====== Provided data ======

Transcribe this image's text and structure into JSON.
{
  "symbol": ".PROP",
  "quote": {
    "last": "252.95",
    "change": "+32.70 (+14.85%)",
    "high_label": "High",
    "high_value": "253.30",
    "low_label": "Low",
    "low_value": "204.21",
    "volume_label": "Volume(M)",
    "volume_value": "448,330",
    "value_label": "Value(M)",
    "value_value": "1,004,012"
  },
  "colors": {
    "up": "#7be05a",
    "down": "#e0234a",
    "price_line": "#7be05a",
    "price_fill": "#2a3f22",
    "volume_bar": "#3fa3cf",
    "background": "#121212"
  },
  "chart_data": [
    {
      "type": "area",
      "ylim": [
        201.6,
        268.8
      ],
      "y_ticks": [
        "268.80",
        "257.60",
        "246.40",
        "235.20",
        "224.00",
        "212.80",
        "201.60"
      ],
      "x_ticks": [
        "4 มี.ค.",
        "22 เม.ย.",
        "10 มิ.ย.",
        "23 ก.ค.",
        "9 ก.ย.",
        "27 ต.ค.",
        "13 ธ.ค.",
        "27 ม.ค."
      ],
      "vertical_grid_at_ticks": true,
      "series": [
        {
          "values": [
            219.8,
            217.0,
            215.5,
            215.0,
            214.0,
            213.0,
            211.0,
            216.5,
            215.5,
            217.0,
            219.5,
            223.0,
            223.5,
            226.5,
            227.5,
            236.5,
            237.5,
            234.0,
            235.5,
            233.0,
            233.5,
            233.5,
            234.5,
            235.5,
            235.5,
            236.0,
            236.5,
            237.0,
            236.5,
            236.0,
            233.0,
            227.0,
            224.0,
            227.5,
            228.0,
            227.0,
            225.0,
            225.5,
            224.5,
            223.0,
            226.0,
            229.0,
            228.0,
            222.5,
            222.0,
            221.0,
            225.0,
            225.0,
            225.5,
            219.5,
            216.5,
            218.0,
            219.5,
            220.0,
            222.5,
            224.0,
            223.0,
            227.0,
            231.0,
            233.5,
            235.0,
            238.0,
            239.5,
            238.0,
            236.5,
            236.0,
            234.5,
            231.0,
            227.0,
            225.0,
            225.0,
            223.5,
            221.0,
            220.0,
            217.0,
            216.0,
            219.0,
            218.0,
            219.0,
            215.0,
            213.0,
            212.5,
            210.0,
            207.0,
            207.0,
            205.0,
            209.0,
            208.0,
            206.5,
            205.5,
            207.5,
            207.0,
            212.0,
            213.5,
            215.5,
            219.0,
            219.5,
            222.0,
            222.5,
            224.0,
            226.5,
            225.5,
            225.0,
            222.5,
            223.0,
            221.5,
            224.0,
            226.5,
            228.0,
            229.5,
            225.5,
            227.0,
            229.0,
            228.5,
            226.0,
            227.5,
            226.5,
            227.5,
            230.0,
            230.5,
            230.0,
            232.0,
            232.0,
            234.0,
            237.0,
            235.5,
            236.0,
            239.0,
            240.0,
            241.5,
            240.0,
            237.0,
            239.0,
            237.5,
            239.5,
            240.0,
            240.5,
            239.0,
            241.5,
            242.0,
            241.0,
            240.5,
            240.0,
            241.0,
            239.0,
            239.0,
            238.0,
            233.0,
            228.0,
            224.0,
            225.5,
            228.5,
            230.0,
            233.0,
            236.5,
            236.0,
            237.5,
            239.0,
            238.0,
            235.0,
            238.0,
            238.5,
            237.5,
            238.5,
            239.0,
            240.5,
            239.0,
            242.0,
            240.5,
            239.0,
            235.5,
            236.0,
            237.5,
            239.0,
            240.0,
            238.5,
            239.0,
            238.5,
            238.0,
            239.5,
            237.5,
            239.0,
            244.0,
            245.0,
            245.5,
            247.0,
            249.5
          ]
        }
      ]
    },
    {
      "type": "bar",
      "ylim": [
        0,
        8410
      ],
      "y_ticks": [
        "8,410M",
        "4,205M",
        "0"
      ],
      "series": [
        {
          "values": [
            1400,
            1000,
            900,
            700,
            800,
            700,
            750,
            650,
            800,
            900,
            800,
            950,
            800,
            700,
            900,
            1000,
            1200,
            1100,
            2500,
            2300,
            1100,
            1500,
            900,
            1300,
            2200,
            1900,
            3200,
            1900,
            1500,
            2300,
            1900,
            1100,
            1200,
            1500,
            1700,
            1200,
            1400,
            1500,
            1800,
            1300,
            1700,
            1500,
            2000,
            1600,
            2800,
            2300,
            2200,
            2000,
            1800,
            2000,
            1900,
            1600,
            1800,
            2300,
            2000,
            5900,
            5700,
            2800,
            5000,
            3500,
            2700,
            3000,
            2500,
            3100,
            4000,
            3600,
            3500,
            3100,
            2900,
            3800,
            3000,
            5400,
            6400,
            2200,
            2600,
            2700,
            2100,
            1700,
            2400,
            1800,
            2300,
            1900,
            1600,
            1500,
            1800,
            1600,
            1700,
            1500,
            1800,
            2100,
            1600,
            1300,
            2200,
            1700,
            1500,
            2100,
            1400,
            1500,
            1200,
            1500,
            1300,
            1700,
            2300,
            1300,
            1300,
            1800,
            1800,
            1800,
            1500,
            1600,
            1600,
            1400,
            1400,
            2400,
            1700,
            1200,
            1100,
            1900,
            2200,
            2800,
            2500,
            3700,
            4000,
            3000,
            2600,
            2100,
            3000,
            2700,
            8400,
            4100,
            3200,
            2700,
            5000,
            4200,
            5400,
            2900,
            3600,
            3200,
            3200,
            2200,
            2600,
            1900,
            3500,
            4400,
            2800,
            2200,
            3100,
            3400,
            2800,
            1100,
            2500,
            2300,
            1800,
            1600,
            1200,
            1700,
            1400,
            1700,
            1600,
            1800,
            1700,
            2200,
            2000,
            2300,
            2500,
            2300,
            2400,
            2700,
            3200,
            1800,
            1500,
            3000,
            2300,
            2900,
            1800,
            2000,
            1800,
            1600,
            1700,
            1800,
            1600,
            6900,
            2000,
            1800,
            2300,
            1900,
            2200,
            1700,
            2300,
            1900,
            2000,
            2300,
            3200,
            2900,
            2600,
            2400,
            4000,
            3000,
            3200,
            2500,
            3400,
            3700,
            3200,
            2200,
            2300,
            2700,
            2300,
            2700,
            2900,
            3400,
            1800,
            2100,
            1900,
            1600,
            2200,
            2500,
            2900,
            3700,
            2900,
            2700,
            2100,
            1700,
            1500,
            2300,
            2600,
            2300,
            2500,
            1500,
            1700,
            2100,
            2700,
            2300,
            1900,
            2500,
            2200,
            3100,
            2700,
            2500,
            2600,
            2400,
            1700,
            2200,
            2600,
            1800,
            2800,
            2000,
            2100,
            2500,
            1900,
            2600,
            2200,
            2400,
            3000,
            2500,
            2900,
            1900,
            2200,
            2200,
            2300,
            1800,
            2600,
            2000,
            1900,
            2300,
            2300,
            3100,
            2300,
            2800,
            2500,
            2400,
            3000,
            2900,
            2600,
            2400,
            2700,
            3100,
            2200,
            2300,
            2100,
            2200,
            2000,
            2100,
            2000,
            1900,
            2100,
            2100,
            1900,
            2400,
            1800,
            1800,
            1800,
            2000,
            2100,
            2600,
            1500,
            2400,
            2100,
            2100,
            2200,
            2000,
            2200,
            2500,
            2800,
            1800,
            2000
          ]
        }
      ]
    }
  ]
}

======

## What you need to do
Return every record above exactly as it appears.

## Full solution
Transcribe this image's text and structure into JSON.
{
  "symbol": ".PROP",
  "quote": {
    "last": "252.95",
    "change": "+32.70 (+14.85%)",
    "high_label": "High",
    "high_value": "253.30",
    "low_label": "Low",
    "low_value": "204.21",
    "volume_label": "Volume(M)",
    "volume_value": "448,330",
    "value_label": "Value(M)",
    "value_value": "1,004,012"
  },
  "colors": {
    "up": "#7be05a",
    "down": "#e0234a",
    "price_line": "#7be05a",
    "price_fill": "#2a3f22",
    "volume_bar": "#3fa3cf",
    "background": "#121212"
  },
  "chart_data": [
    {
      "type": "area",
      "ylim": [
        201.6,
        268.8
      ],
      "y_ticks": [
        "268.80",
        "257.60",
        "246.40",
        "235.20",
        "224.00",
        "212.80",
        "201.60"
      ],
      "x_ticks": [
        "4 มี.ค.",
        "22 เม.ย.",
        "10 มิ.ย.",
        "23 ก.ค.",
        "9 ก.ย.",
        "27 ต.ค.",
        "13 ธ.ค.",
        "27 ม.ค."
      ],
      "vertical_grid_at_ticks": true,
      "series": [
        {
          "values": [
            219.8,
            217.0,
            215.5,
            215.0,
            214.0,
            213.0,
            211.0,
            216.5,
            215.5,
            217.0,
            219.5,
            223.0,
            223.5,
            226.5,
            227.5,
            236.5,
            237.5,
            234.0,
            235.5,
            233.0,
            233.5,
            233.5,
            234.5,
            235.5,
            235.5,
            236.0,
            236.5,
            237.0,
            236.5,
            236.0,
            233.0,
            227.0,
            224.0,
            227.5,
            228.0,
            227.0,
            225.0,
            225.5,
            224.5,
            223.0,
            226.0,
            229.0,
            228.0,
            222.5,
            222.0,
            221.0,
            225.0,
            225.0,
            225.5,
            219.5,
            216.5,
            218.0,
            219.5,
            220.0,
            222.5,
            224.0,
            223.0,
            227.0,
            231.0,
            233.5,
            235.0,
            238.0,
            239.5,
            238.0,
            236.5,
            236.0,
            234.5,
            231.0,
            227.0,
            225.0,
            225.0,
            223.5,
            221.0,
            220.0,
            217.0,
            216.0,
            219.0,
            218.0,
            219.0,
            215.0,
            213.0,
            212.5,
            210.0,
            207.0,
            207.0,
            205.0,
            209.0,
            208.0,
            206.5,
            205.5,
            207.5,
            207.0,
            212.0,
            213.5,
            215.5,
            219.0,
            219.5,
            222.0,
            222.5,
            224.0,
            226.5,
            225.5,
            225.0,
            222.5,
            223.0,
            221.5,
            224.0,
            226.5,
            228.0,
            229.5,
            225.5,
            227.0,
            229.0,
            228.5,
            226.0,
            227.5,
            226.5,
            227.5,
            230.0,
            230.5,
            230.0,
            232.0,
            232.0,
            234.0,
            237.0,
            235.5,
            236.0,
            239.0,
            240.0,
            241.5,
            240.0,
            237.0,
            239.0,
            237.5,
            239.5,
            240.0,
            240.5,
            239.0,
            241.5,
            242.0,
            241.0,
            240.5,
            240.0,
            241.0,
            239.0,
            239.0,
            238.0,
            233.0,
            228.0,
            224.0,
            225.5,
            228.5,
            230.0,
            233.0,
            236.5,
            236.0,
            237.5,
            239.0,
            238.0,
            235.0,
            238.0,
            238.5,
            237.5,
            238.5,
            239.0,
            240.5,
            239.0,
            242.0,
            240.5,
            239.0,
            235.5,
            236.0,
            237.5,
            239.0,
            240.0,
            238.5,
            239.0,
            238.5,
            238.0,
            239.5,
            237.5,
            239.0,
            244.0,
            245.0,
            245.5,
            247.0,
            249.5
          ]
        }
      ]
    },
    {
      "type": "bar",
      "ylim": [
        0,
        8410
      ],
      "y_ticks": [
        "8,410M",
        "4,205M",
        "0"
      ],
      "series": [
        {
          "values": [
            1400,
            1000,
            900,
            700,
            800,
            700,
            750,
            650,
            800,
            900,
            800,
            950,
            800,
            700,
            900,
            1000,
            1200,
            1100,
            2500,
            2300,
            1100,
            1500,
            900,
            1300,
            2200,
            1900,
            3200,
            1900,
            1500,
            2300,
            1900,
            1100,
            1200,
            1500,
            1700,
            1200,
            1400,
            1500,
            1800,
            1300,
            1700,
            1500,
            2000,
            1600,
            2800,
            2300,
            2200,
            2000,
            1800,
            2000,
            1900,
            1600,
            1800,
            2300,
            2000,
            5900,
            5700,
            2800,
            5000,
            3500,
            2700,
            3000,
            2500,
            3100,
            4000,
            3600,
            3500,
            3100,
            2900,
            3800,
            3000,
            5400,
            6400,
            2200,
            2600,
            2700,
            2100,
            1700,
            2400,
            1800,
            2300,
            1900,
            1600,
            1500,
            1800,
            1600,
            1700,
            1500,
            1800,
            2100,
            1600,
            1300,
            2200,
            1700,
            1500,
            2100,
            1400,
            1500,
            1200,
            1500,
            1300,
            1700,
            2300,
            1300,
            1300,
            1800,
            1800,
            1800,
            1500,
            1600,
            1600,
            1400,
            1400,
            2400,
            1700,
            1200,
            1100,
            1900,
            2200,
            2800,
            2500,
            3700,
            4000,
            3000,
            2600,
            2100,
            3000,
            2700,
            8400,
            4100,
            3200,
            2700,
            5000,
            4200,
            5400,
            2900,
            3600,
            3200,
            3200,
            2200,
            2600,
            1900,
            3500,
            4400,
            2800,
            2200,
            3100,
            3400,
            2800,
            1100,
            2500,
            2300,
            1800,
            1600,
            1200,
            1700,
            1400,
            1700,
            1600,
            1800,
            1700,
            2200,
            2000,
            2300,
            2500,
            2300,
            2400,
            2700,
            3200,
            1800,
            1500,
            3000,
            2300,
            2900,
            1800,
            2000,
            1800,
            1600,
            1700,
            1800,
            1600,
            6900,
            2000,
            1800,
            2300,
            1900,
            2200,
            1700,
            2300,
            1900,
            2000,
            2300,
            3200,
            2900,
            2600,
            2400,
            4000,
            3000,
            3200,
            2500,
            3400,
            3700,
            3200,
            2200,
            2300,
            2700,
            2300,
            2700,
            2900,
            3400,
            1800,
            2100,
            1900,
            1600,
            2200,
            2500,
            2900,
            3700,
            2900,
            2700,
            2100,
            1700,
            1500,
            2300,
            2600,
            2300,
            2500,
            1500,
            1700,
            2100,
            2700,
            2300,
            1900,
            2500,
            2200,
            3100,
            2700,
            2500,
            2600,
            2400,
            1700,
            2200,
            2600,
            1800,
            2800,
            2000,
            2100,
            2500,
            1900,
            2600,
            2200,
            2400,
            3000,
            2500,
            2900,
            1900,
            2200,
            2200,
            2300,
            1800,
            2600,
            2000,
            1900,
            2300,
            2300,
            3100,
            2300,
            2800,
            2500,
            2400,
            3000,
            2900,
            2600,
            2400,
            2700,
            3100,
            2200,
            2300,
            2100,
            2200,
            2000,
            2100,
            2000,
            1900,
            2100,
            2100,
            1900,
            2400,
            1800,
            1800,
            1800,
            2000,
            2100,
            2600,
            1500,
            2400,
            2100,
            2100,
            2200,
            2000,
            2200,
            2500,
            2800,
            1800,
            2000
          ]
        }
      ]
    }
  ]
}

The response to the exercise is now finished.